Stated exercise => Note each line that includes the word "并说明哪些教学资料". Copy those lines.

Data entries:
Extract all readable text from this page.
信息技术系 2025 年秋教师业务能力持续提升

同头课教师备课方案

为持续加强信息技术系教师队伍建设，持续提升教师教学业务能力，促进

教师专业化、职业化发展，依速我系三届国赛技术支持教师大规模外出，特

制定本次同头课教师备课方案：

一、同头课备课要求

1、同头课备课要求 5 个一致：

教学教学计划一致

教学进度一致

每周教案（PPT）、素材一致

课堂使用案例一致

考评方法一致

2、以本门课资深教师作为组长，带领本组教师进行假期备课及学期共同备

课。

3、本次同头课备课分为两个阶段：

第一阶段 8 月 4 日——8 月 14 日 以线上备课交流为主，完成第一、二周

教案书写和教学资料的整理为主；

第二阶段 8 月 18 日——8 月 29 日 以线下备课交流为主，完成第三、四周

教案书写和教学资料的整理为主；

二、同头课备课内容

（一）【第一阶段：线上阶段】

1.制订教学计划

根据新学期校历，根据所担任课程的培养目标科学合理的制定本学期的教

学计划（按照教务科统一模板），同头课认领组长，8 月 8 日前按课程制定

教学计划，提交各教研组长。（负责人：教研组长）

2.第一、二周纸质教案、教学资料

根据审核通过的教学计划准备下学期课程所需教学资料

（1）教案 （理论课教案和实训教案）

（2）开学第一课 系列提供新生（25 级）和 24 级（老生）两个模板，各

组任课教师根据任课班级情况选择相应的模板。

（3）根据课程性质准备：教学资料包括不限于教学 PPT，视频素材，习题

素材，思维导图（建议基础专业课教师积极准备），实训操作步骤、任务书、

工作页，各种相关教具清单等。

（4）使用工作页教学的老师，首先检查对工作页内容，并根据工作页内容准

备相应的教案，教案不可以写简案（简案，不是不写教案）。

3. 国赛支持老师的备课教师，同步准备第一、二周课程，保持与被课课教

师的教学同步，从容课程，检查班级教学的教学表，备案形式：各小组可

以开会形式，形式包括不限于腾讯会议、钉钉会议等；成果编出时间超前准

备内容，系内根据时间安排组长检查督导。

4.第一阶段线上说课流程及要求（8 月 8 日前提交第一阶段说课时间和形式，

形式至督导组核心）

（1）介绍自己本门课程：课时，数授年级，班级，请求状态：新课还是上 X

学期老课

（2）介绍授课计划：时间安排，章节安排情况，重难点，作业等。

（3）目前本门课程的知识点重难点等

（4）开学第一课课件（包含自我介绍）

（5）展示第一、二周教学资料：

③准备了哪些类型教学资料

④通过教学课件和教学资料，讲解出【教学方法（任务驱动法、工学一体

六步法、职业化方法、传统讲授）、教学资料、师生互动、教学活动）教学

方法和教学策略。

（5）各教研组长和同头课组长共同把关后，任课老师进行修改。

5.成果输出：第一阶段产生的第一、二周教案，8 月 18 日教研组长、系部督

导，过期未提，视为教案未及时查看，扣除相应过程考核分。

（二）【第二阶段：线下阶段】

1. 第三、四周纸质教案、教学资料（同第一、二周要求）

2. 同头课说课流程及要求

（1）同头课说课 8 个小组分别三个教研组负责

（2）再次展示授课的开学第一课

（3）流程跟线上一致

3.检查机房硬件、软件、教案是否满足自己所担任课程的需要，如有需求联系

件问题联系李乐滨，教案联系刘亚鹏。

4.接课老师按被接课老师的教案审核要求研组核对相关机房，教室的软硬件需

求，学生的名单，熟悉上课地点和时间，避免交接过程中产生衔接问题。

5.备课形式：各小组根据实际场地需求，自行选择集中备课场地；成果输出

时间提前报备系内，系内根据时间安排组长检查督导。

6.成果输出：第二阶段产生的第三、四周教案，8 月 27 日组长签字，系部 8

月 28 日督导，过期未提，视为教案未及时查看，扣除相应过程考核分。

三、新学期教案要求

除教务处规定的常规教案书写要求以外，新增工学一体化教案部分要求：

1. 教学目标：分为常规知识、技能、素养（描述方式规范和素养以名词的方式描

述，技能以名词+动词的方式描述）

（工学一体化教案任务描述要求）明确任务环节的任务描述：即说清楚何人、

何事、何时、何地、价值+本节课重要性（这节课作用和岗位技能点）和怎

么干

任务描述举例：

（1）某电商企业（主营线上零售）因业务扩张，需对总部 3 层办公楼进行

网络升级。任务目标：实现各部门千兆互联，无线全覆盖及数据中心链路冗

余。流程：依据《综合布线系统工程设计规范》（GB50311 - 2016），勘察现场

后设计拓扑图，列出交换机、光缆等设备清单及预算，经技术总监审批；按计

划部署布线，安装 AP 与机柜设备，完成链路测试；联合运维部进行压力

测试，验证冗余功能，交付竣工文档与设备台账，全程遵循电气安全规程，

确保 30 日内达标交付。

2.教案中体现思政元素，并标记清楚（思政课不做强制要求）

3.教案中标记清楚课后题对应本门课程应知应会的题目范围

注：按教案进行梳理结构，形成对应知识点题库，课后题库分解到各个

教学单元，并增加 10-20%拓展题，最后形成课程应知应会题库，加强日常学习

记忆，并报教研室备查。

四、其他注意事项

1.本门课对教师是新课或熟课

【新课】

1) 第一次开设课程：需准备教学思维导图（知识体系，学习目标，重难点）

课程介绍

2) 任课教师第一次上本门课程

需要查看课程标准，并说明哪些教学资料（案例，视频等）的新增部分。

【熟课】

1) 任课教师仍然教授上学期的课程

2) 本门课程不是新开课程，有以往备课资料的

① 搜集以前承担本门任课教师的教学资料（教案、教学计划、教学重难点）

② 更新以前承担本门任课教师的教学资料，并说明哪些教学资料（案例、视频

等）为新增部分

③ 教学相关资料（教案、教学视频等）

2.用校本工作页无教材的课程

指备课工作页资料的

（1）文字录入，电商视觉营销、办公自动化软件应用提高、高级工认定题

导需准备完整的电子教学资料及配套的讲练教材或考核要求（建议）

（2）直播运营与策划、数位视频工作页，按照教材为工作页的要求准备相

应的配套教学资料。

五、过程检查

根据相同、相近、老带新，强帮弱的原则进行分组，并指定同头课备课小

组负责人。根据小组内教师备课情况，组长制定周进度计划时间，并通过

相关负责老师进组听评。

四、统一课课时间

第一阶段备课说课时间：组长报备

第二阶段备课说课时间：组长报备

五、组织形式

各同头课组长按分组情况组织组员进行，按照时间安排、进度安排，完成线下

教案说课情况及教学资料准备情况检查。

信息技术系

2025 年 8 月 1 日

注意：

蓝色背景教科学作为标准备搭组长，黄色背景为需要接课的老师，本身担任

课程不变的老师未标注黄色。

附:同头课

Complete answer =>
需要查看课程标准，并说明哪些教学资料（案例，视频等）的新增部分。
② 更新以前承担本门任课教师的教学资料，并说明哪些教学资料（案例、视频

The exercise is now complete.